Reproduce the listing below without changes, except that pictures are left out.
-- begin --
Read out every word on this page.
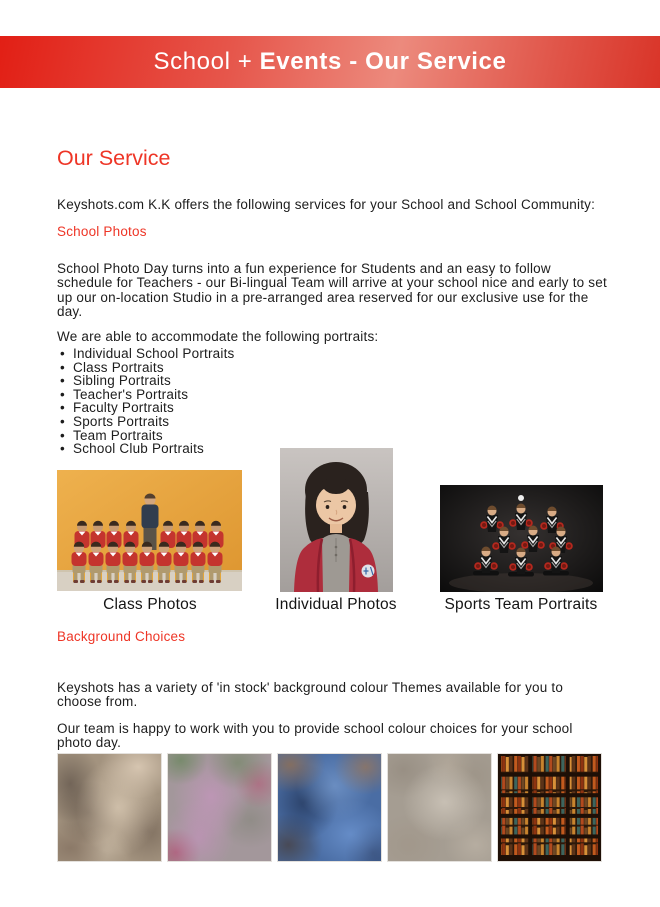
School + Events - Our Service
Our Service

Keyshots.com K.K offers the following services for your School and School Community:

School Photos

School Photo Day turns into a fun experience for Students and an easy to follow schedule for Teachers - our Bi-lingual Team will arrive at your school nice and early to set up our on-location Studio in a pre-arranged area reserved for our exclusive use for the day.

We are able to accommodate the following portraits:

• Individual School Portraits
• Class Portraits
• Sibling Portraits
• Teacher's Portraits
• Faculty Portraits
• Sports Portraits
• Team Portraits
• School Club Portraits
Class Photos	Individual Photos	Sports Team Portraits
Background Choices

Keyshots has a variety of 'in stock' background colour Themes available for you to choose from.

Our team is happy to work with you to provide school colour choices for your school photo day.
-- end --
§ Solution
Read out every word on this page.
School + Events - Our Service
Our Service

Keyshots.com K.K offers the following services for your School and School Community:

School Photos

School Photo Day turns into a fun experience for Students and an easy to follow schedule for Teachers - our Bi-lingual Team will arrive at your school nice and early to set up our on-location Studio in a pre-arranged area reserved for our exclusive use for the day.

We are able to accommodate the following portraits:

• Individual School Portraits
• Class Portraits
• Sibling Portraits
• Teacher's Portraits
• Faculty Portraits
• Sports Portraits
• Team Portraits
• School Club Portraits
Class Photos	Individual Photos	Sports Team Portraits
Background Choices

Keyshots has a variety of 'in stock' background colour Themes available for you to choose from.

Our team is happy to work with you to provide school colour choices for your school photo day.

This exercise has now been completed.